What is required: Pull out every line from the listing that has the word "assessed".

Data entries:
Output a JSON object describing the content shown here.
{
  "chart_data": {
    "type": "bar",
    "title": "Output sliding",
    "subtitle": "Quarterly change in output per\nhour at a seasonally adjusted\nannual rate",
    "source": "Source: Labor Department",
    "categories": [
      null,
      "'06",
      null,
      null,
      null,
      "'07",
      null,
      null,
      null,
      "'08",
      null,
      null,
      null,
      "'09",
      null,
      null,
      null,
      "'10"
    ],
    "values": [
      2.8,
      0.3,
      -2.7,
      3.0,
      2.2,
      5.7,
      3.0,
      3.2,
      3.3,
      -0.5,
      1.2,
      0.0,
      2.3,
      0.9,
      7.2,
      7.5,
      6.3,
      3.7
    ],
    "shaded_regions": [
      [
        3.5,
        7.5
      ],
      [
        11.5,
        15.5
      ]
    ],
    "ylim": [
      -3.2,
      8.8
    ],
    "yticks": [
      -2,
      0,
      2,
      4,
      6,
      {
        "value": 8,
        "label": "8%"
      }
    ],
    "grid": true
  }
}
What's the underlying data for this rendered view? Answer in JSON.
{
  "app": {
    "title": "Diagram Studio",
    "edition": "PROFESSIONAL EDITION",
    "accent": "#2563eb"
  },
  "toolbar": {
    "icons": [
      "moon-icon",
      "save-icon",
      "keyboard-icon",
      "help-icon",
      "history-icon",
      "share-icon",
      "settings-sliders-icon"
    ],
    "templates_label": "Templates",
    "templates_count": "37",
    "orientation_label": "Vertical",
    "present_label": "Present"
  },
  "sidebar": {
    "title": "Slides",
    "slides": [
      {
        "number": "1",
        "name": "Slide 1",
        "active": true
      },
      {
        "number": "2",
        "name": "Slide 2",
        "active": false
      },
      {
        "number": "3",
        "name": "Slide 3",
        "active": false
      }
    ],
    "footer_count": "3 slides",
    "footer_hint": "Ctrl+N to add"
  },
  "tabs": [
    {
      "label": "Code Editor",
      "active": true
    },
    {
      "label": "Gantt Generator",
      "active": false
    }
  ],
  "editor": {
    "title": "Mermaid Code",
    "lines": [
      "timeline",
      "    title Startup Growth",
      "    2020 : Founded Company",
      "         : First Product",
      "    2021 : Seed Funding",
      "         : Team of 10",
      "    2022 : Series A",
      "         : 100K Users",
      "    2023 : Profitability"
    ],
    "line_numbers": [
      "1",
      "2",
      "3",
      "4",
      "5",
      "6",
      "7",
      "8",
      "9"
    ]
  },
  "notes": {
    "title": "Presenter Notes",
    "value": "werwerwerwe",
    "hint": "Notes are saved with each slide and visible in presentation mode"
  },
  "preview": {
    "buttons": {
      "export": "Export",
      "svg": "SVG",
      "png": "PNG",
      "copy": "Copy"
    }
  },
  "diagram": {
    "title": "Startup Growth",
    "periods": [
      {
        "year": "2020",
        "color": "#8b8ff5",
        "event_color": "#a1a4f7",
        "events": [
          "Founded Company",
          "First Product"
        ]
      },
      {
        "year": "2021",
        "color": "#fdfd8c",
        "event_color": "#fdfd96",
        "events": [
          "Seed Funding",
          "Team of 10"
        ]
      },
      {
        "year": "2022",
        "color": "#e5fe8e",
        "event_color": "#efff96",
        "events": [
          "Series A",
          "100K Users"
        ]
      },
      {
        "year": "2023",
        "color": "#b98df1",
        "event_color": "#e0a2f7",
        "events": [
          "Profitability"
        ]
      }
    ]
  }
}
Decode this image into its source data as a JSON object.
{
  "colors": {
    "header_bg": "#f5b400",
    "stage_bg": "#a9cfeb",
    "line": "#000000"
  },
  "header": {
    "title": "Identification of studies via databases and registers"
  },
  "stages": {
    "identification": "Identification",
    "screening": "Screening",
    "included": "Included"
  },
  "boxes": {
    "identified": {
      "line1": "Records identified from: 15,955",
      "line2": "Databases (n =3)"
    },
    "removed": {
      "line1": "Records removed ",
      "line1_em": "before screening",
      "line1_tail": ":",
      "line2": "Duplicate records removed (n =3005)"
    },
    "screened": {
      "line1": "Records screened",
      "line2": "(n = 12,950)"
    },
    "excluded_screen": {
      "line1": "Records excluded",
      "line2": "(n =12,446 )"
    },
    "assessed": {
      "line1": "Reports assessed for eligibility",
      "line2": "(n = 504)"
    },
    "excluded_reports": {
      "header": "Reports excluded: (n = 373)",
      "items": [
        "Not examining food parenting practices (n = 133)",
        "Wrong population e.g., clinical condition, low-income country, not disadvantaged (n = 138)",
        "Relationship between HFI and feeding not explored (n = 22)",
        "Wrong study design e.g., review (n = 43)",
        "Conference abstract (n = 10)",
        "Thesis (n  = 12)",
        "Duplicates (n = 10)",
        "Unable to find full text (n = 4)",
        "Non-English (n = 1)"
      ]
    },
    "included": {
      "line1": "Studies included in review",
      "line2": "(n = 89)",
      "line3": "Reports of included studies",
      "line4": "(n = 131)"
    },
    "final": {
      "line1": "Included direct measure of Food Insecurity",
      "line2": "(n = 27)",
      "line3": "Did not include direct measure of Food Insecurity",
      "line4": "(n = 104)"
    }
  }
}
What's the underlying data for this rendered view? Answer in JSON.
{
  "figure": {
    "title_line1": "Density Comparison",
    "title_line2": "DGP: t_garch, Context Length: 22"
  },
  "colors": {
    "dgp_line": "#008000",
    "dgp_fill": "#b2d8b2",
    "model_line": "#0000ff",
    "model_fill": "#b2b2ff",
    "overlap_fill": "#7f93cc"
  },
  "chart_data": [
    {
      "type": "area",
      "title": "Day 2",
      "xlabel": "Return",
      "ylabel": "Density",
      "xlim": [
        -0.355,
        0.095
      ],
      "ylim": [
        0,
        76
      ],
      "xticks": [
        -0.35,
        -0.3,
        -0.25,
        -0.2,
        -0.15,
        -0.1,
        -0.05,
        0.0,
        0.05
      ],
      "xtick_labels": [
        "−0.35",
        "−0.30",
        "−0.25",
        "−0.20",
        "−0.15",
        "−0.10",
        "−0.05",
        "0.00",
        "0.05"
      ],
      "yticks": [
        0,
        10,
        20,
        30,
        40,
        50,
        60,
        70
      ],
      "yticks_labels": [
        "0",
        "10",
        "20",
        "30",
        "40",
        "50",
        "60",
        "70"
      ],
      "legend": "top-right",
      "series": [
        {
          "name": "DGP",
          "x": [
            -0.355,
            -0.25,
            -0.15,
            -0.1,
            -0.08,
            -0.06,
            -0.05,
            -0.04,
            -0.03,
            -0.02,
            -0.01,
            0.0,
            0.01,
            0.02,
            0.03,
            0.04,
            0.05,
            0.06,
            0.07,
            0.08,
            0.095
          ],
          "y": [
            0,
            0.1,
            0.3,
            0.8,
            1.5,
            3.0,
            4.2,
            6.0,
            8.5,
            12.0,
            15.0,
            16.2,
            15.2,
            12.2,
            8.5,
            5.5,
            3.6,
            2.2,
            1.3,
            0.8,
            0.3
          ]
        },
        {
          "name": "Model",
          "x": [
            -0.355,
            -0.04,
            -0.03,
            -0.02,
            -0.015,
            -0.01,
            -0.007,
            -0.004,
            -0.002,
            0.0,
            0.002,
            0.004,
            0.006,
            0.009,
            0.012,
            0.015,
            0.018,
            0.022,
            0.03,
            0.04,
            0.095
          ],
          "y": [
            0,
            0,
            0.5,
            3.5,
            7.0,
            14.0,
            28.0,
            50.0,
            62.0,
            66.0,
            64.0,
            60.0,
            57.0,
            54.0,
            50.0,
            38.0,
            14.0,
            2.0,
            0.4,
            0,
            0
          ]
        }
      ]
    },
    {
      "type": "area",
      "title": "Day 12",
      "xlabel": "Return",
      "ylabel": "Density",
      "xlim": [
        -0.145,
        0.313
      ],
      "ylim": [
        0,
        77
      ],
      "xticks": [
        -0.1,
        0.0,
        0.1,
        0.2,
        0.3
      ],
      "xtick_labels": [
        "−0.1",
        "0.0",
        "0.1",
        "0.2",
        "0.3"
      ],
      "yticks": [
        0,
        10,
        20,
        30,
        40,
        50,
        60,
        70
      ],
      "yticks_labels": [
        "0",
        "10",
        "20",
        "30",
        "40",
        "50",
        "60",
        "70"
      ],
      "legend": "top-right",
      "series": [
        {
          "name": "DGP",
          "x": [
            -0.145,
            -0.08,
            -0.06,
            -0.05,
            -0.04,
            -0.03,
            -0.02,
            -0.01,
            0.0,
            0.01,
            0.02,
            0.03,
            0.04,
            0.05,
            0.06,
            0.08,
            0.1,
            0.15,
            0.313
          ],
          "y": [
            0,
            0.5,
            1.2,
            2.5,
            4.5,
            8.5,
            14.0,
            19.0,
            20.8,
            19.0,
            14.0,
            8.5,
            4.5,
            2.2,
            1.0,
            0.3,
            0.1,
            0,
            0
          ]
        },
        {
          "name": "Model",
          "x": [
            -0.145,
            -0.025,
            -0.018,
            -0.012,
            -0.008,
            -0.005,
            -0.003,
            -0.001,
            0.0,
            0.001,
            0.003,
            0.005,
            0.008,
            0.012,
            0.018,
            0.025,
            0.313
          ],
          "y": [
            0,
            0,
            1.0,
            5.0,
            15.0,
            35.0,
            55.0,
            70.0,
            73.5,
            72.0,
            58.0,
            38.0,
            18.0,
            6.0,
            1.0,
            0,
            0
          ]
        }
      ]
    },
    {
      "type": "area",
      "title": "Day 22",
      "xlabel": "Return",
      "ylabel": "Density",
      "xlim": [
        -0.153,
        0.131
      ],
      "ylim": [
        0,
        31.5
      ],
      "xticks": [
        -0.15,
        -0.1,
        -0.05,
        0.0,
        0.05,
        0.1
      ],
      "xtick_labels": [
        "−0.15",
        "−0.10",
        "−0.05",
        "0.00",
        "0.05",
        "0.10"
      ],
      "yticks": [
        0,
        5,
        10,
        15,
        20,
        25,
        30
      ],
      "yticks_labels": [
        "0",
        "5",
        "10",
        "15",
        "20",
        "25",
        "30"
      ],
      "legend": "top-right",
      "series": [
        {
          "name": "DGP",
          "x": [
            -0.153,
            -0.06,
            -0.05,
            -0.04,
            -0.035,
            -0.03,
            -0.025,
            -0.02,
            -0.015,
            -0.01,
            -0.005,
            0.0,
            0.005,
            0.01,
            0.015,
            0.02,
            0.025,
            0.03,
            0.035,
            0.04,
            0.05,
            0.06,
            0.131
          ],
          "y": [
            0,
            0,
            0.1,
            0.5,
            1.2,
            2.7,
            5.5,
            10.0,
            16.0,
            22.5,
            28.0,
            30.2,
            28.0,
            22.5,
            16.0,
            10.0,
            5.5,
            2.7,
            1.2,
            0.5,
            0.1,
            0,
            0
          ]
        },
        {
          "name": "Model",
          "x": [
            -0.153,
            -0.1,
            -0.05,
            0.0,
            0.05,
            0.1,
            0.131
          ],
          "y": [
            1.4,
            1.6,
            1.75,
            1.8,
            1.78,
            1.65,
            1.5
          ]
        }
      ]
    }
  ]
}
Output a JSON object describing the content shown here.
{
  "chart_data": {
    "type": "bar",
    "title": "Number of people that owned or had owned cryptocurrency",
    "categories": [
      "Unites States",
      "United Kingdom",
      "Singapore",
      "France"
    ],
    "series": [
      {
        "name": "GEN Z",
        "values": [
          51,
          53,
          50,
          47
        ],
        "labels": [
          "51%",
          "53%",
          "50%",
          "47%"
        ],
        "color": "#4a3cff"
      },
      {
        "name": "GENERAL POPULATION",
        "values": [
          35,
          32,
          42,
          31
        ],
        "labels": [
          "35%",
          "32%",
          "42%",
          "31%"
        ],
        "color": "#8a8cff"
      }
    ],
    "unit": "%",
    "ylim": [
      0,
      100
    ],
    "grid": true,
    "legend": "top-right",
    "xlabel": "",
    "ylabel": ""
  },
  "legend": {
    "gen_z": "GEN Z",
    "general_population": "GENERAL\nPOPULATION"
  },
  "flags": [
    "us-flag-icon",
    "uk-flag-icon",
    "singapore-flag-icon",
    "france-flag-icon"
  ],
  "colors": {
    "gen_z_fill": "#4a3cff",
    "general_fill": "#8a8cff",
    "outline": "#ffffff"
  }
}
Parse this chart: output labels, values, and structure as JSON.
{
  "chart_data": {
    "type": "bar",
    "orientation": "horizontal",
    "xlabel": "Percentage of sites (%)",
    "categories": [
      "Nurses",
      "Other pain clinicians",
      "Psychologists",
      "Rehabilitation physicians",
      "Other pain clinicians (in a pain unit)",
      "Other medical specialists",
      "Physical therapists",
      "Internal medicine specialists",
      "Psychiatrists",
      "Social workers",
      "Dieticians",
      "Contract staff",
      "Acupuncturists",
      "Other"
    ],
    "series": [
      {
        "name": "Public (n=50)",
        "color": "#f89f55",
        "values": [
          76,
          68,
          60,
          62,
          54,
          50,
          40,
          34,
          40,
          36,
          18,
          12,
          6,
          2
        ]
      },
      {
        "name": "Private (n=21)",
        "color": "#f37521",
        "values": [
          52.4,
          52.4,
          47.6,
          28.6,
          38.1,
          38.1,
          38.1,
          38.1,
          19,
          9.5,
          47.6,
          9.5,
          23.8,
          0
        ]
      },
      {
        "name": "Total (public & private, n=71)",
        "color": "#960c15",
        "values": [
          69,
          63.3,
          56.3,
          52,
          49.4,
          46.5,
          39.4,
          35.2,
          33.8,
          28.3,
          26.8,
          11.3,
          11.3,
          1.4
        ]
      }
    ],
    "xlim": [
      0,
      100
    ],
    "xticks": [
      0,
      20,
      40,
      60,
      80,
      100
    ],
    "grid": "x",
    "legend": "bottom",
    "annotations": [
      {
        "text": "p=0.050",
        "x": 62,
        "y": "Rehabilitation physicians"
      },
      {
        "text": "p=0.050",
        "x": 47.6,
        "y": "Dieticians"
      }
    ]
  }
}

Response:
    "assessed": {
      "line1": "Reports assessed for eligibility",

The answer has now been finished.